_What you will do_
For the copy, please give all of the data again exactly and leave the pictures out.

_Data extract_

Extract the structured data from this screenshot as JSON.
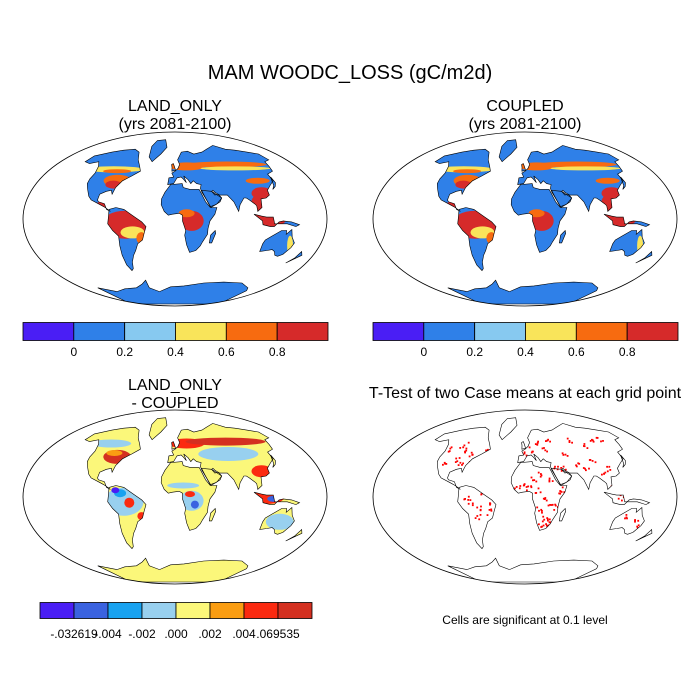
{
  "main_title": "MAM WOODC_LOSS (gC/m2d)",
  "footnote": "Cells are significant at 0.1 level",
  "colors": {
    "ocean": "#ffffff",
    "coast": "#000000",
    "ttest": "#ff0000"
  },
  "chart_data": [
    {
      "type": "heatmap",
      "title": "LAND_ONLY",
      "subtitle": "(yrs 2081-2100)",
      "projection": "Robinson",
      "levels": [
        "0",
        "0.2",
        "0.4",
        "0.6",
        "0.8"
      ],
      "colorbar_colors": [
        "#4a1ef5",
        "#2f80e8",
        "#87c9f0",
        "#f9e45a",
        "#f76b10",
        "#d62a2a"
      ]
    },
    {
      "type": "heatmap",
      "title": "COUPLED",
      "subtitle": "(yrs 2081-2100)",
      "projection": "Robinson",
      "levels": [
        "0",
        "0.2",
        "0.4",
        "0.6",
        "0.8"
      ],
      "colorbar_colors": [
        "#4a1ef5",
        "#2f80e8",
        "#87c9f0",
        "#f9e45a",
        "#f76b10",
        "#d62a2a"
      ]
    },
    {
      "type": "heatmap",
      "title": "LAND_ONLY",
      "subtitle": "- COUPLED",
      "projection": "Robinson",
      "levels": [
        "-.032619",
        "-.004",
        "-.002",
        ".000",
        ".002",
        ".004",
        ".069535"
      ],
      "colorbar_colors": [
        "#4a1ef5",
        "#3a62e0",
        "#18a2f0",
        "#98d0ef",
        "#fbf77a",
        "#fa9d12",
        "#fb2a10",
        "#d43020"
      ]
    },
    {
      "type": "heatmap",
      "title": "T-Test of two Case means at each grid point",
      "subtitle": "",
      "projection": "Robinson"
    }
  ]
}
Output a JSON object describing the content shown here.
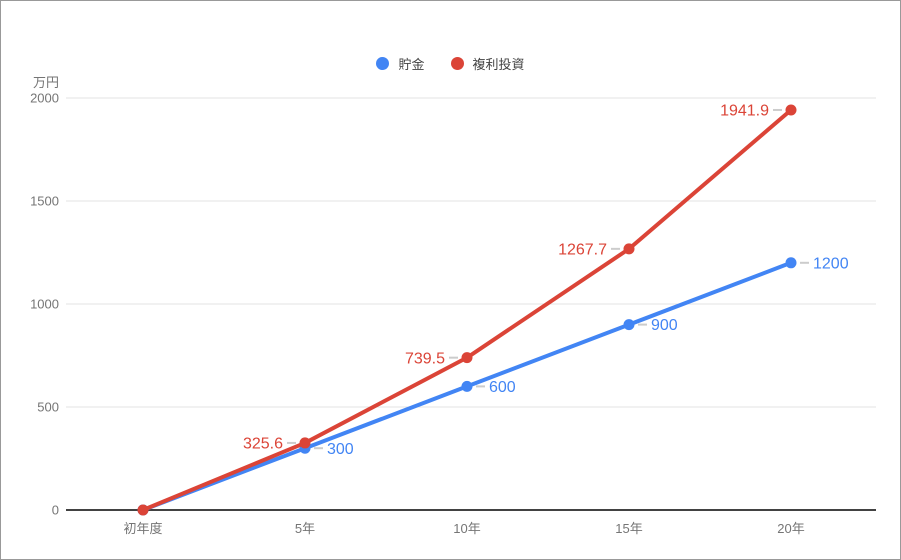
{
  "frame": {
    "background": "#ffffff",
    "border_color": "#999999"
  },
  "chart_data": {
    "type": "line",
    "title": "",
    "ylabel": "万円",
    "xlabel": "",
    "categories": [
      "初年度",
      "5年",
      "10年",
      "15年",
      "20年"
    ],
    "yticks": [
      0,
      500,
      1000,
      1500,
      2000
    ],
    "ylim": [
      0,
      2000
    ],
    "grid": true,
    "legend_position": "top",
    "series": [
      {
        "name": "貯金",
        "color": "#4285F4",
        "values": [
          0,
          300,
          600,
          900,
          1200
        ],
        "point_labels": [
          "",
          "300",
          "600",
          "900",
          "1200"
        ],
        "label_side": "right"
      },
      {
        "name": "複利投資",
        "color": "#DB4437",
        "values": [
          0,
          325.6,
          739.5,
          1267.7,
          1941.9
        ],
        "point_labels": [
          "",
          "325.6",
          "739.5",
          "1267.7",
          "1941.9"
        ],
        "label_side": "left"
      }
    ],
    "colors": {
      "grid": "#e3e3e3",
      "baseline": "#424242",
      "tick_label": "#757575",
      "legend_text": "#424242",
      "leader": "#cccccc"
    }
  }
}
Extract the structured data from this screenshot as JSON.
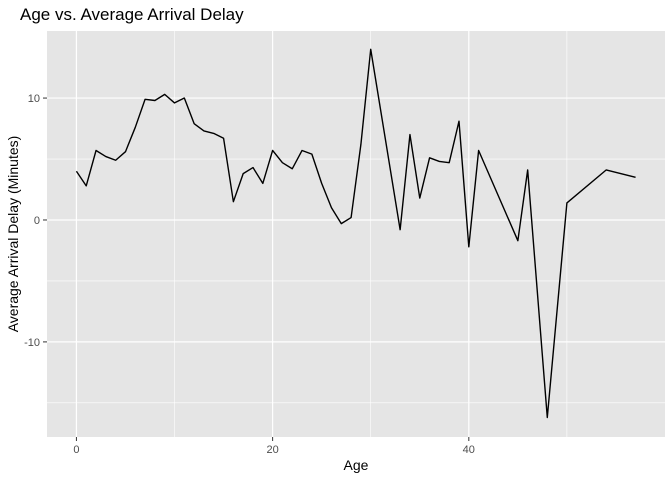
{
  "chart_data": {
    "type": "line",
    "title": "Age vs. Average Arrival Delay",
    "xlabel": "Age",
    "ylabel": "Average Arrival Delay (Minutes)",
    "xlim": [
      -3,
      60
    ],
    "ylim": [
      -17.8,
      15.5
    ],
    "x_ticks": [
      0,
      20,
      40
    ],
    "x_tick_labels": [
      "0",
      "20",
      "40"
    ],
    "x_minor_ticks": [
      10,
      30,
      50
    ],
    "y_ticks": [
      -10,
      0,
      10
    ],
    "y_tick_labels": [
      "-10",
      "0",
      "10"
    ],
    "y_minor_ticks": [
      -15,
      -5,
      5
    ],
    "grid": true,
    "legend": "none",
    "colors": {
      "panel": "#e5e5e5",
      "grid": "#ffffff",
      "line": "#000000",
      "tick": "#333333"
    },
    "series": [
      {
        "x": [
          0,
          1,
          2,
          3,
          4,
          5,
          6,
          7,
          8,
          9,
          10,
          11,
          12,
          13,
          14,
          15,
          16,
          17,
          18,
          19,
          20,
          21,
          22,
          23,
          24,
          25,
          26,
          27,
          28,
          29,
          30,
          33,
          34,
          35,
          36,
          37,
          38,
          39,
          40,
          41,
          45,
          46,
          48,
          50,
          54,
          57
        ],
        "y": [
          4.0,
          2.8,
          5.7,
          5.2,
          4.9,
          5.6,
          7.6,
          9.9,
          9.8,
          10.3,
          9.6,
          10.0,
          7.9,
          7.3,
          7.1,
          6.7,
          1.5,
          3.8,
          4.3,
          3.0,
          5.7,
          4.7,
          4.2,
          5.7,
          5.4,
          3.0,
          1.0,
          -0.3,
          0.2,
          6.2,
          14.0,
          -0.8,
          7.0,
          1.8,
          5.1,
          4.8,
          4.7,
          8.1,
          -2.2,
          5.7,
          -1.7,
          4.1,
          -16.2,
          1.4,
          4.1,
          3.5
        ]
      }
    ]
  }
}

_The answer_
Extract the structured data from this screenshot as JSON.
{
  "main_title": "MAM WOODC_LOSS (gC/m2d)",
  "footnote": "Cells are significant at 0.1 level",
  "colors": {
    "ocean": "#ffffff",
    "coast": "#000000",
    "ttest": "#ff0000"
  },
  "chart_data": [
    {
      "type": "heatmap",
      "title": "LAND_ONLY",
      "subtitle": "(yrs 2081-2100)",
      "projection": "Robinson",
      "levels": [
        "0",
        "0.2",
        "0.4",
        "0.6",
        "0.8"
      ],
      "colorbar_colors": [
        "#4a1ef5",
        "#2f80e8",
        "#87c9f0",
        "#f9e45a",
        "#f76b10",
        "#d62a2a"
      ]
    },
    {
      "type": "heatmap",
      "title": "COUPLED",
      "subtitle": "(yrs 2081-2100)",
      "projection": "Robinson",
      "levels": [
        "0",
        "0.2",
        "0.4",
        "0.6",
        "0.8"
      ],
      "colorbar_colors": [
        "#4a1ef5",
        "#2f80e8",
        "#87c9f0",
        "#f9e45a",
        "#f76b10",
        "#d62a2a"
      ]
    },
    {
      "type": "heatmap",
      "title": "LAND_ONLY",
      "subtitle": "- COUPLED",
      "projection": "Robinson",
      "levels": [
        "-.032619",
        "-.004",
        "-.002",
        ".000",
        ".002",
        ".004",
        ".069535"
      ],
      "colorbar_colors": [
        "#4a1ef5",
        "#3a62e0",
        "#18a2f0",
        "#98d0ef",
        "#fbf77a",
        "#fa9d12",
        "#fb2a10",
        "#d43020"
      ]
    },
    {
      "type": "heatmap",
      "title": "T-Test of two Case means at each grid point",
      "subtitle": "",
      "projection": "Robinson"
    }
  ]
}
Output a JSON object describing the content shown here.
{
  "frame": {
    "background": "#ffffff",
    "border_color": "#999999"
  },
  "chart_data": {
    "type": "line",
    "title": "",
    "ylabel": "万円",
    "xlabel": "",
    "categories": [
      "初年度",
      "5年",
      "10年",
      "15年",
      "20年"
    ],
    "yticks": [
      0,
      500,
      1000,
      1500,
      2000
    ],
    "ylim": [
      0,
      2000
    ],
    "grid": true,
    "legend_position": "top",
    "series": [
      {
        "name": "貯金",
        "color": "#4285F4",
        "values": [
          0,
          300,
          600,
          900,
          1200
        ],
        "point_labels": [
          "",
          "300",
          "600",
          "900",
          "1200"
        ],
        "label_side": "right"
      },
      {
        "name": "複利投資",
        "color": "#DB4437",
        "values": [
          0,
          325.6,
          739.5,
          1267.7,
          1941.9
        ],
        "point_labels": [
          "",
          "325.6",
          "739.5",
          "1267.7",
          "1941.9"
        ],
        "label_side": "left"
      }
    ],
    "colors": {
      "grid": "#e3e3e3",
      "baseline": "#424242",
      "tick_label": "#757575",
      "legend_text": "#424242",
      "leader": "#cccccc"
    }
  }
}
Extract the structured data from this screenshot as JSON.
{
  "chart_data": {
    "type": "line",
    "title": "Age vs. Average Arrival Delay",
    "xlabel": "Age",
    "ylabel": "Average Arrival Delay (Minutes)",
    "xlim": [
      -3,
      60
    ],
    "ylim": [
      -17.8,
      15.5
    ],
    "x_ticks": [
      0,
      20,
      40
    ],
    "x_tick_labels": [
      "0",
      "20",
      "40"
    ],
    "x_minor_ticks": [
      10,
      30,
      50
    ],
    "y_ticks": [
      -10,
      0,
      10
    ],
    "y_tick_labels": [
      "-10",
      "0",
      "10"
    ],
    "y_minor_ticks": [
      -15,
      -5,
      5
    ],
    "grid": true,
    "legend": "none",
    "colors": {
      "panel": "#e5e5e5",
      "grid": "#ffffff",
      "line": "#000000",
      "tick": "#333333"
    },
    "series": [
      {
        "x": [
          0,
          1,
          2,
          3,
          4,
          5,
          6,
          7,
          8,
          9,
          10,
          11,
          12,
          13,
          14,
          15,
          16,
          17,
          18,
          19,
          20,
          21,
          22,
          23,
          24,
          25,
          26,
          27,
          28,
          29,
          30,
          33,
          34,
          35,
          36,
          37,
          38,
          39,
          40,
          41,
          45,
          46,
          48,
          50,
          54,
          57
        ],
        "y": [
          4.0,
          2.8,
          5.7,
          5.2,
          4.9,
          5.6,
          7.6,
          9.9,
          9.8,
          10.3,
          9.6,
          10.0,
          7.9,
          7.3,
          7.1,
          6.7,
          1.5,
          3.8,
          4.3,
          3.0,
          5.7,
          4.7,
          4.2,
          5.7,
          5.4,
          3.0,
          1.0,
          -0.3,
          0.2,
          6.2,
          14.0,
          -0.8,
          7.0,
          1.8,
          5.1,
          4.8,
          4.7,
          8.1,
          -2.2,
          5.7,
          -1.7,
          4.1,
          -16.2,
          1.4,
          4.1,
          3.5
        ]
      }
    ]
  }
}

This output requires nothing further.